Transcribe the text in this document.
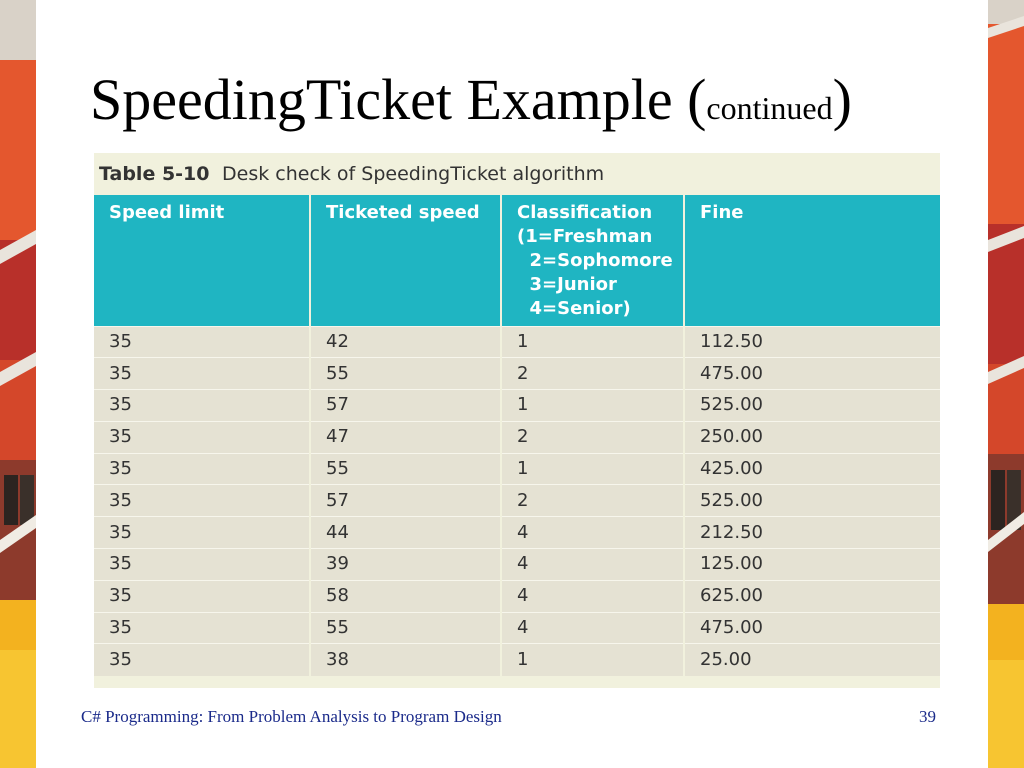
SpeedingTicket Example (continued)
Table 5-10 Desk check of SpeedingTicket algorithm
Speed limit	Ticketed speed	Classification
(1=Freshman
2=Sophomore
3=Junior
4=Senior)	Fine
35	42	1	112.50
35	55	2	475.00
35	57	1	525.00
35	47	2	250.00
35	55	1	425.00
35	57	2	525.00
35	44	4	212.50
35	39	4	125.00
35	58	4	625.00
35	55	4	475.00
35	38	1	25.00
C# Programming: From Problem Analysis to Program Design	39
---+---
WORK TO DO:
Transcribe the complete set of entries verbatim. No pictures belong in the copy.

ANSWER TO THE EXERCISE:
Transcribe the text in this document.
SpeedingTicket Example (continued)
Table 5-10 Desk check of SpeedingTicket algorithm
Speed limit	Ticketed speed	Classification
(1=Freshman
2=Sophomore
3=Junior
4=Senior)	Fine
35	42	1	112.50
35	55	2	475.00
35	57	1	525.00
35	47	2	250.00
35	55	1	425.00
35	57	2	525.00
35	44	4	212.50
35	39	4	125.00
35	58	4	625.00
35	55	4	475.00
35	38	1	25.00
C# Programming: From Problem Analysis to Program Design	39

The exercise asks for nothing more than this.